## begin
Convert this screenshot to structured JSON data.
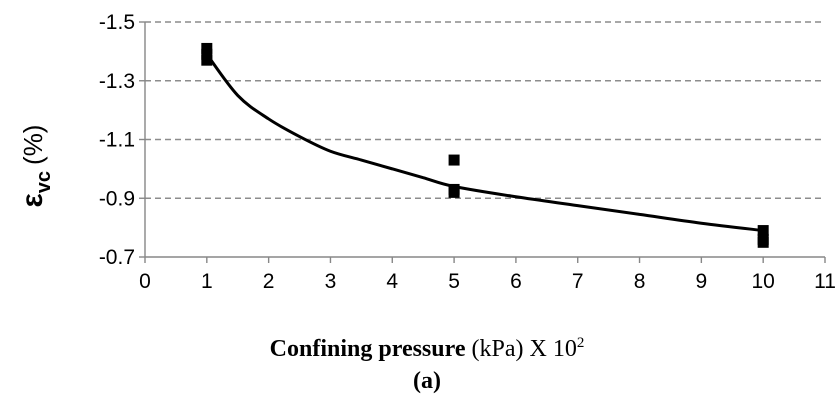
{
  "chart_data": {
    "type": "scatter",
    "ylabel_symbol": "ε",
    "ylabel_subscript": "vc",
    "ylabel_unit": "(%)",
    "xlabel_bold": "Confining pressure",
    "xlabel_unit": "(kPa)",
    "xlabel_mult": "X 10",
    "xlabel_sup": "2",
    "subcaption": "(a)",
    "xlim": [
      0,
      11
    ],
    "ylim": [
      -0.7,
      -1.5
    ],
    "y_axis_reversed": true,
    "grid": "horizontal dashed",
    "x_ticks": [
      "0",
      "1",
      "2",
      "3",
      "4",
      "5",
      "6",
      "7",
      "8",
      "9",
      "10",
      "11"
    ],
    "y_ticks": [
      "-1.5",
      "-1.3",
      "-1.1",
      "-0.9",
      "-0.7"
    ],
    "y_tick_values": [
      -1.5,
      -1.3,
      -1.1,
      -0.9,
      -0.7
    ],
    "series": [
      {
        "kind": "markers",
        "points": [
          {
            "x": 1,
            "y": -1.41
          },
          {
            "x": 1,
            "y": -1.39
          },
          {
            "x": 1,
            "y": -1.37
          },
          {
            "x": 5,
            "y": -1.03
          },
          {
            "x": 5,
            "y": -0.93
          },
          {
            "x": 5,
            "y": -0.92
          },
          {
            "x": 10,
            "y": -0.79
          },
          {
            "x": 10,
            "y": -0.76
          },
          {
            "x": 10,
            "y": -0.75
          }
        ]
      },
      {
        "kind": "trend",
        "points": [
          {
            "x": 1,
            "y": -1.39
          },
          {
            "x": 1.5,
            "y": -1.25
          },
          {
            "x": 2,
            "y": -1.17
          },
          {
            "x": 2.5,
            "y": -1.11
          },
          {
            "x": 3,
            "y": -1.06
          },
          {
            "x": 3.5,
            "y": -1.03
          },
          {
            "x": 4,
            "y": -1.0
          },
          {
            "x": 4.5,
            "y": -0.97
          },
          {
            "x": 5,
            "y": -0.94
          },
          {
            "x": 6,
            "y": -0.905
          },
          {
            "x": 7,
            "y": -0.875
          },
          {
            "x": 8,
            "y": -0.845
          },
          {
            "x": 9,
            "y": -0.815
          },
          {
            "x": 10,
            "y": -0.79
          }
        ]
      }
    ],
    "colors": {
      "marker": "#000000",
      "line": "#000000",
      "grid": "#8c8c8c",
      "axis": "#878787"
    }
  }
}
## end
■ Set exercise
Where a line in the entries holds "grid", copy that line.

■ Exercise solution
    "grid": "horizontal dashed",
      "grid": "#8c8c8c",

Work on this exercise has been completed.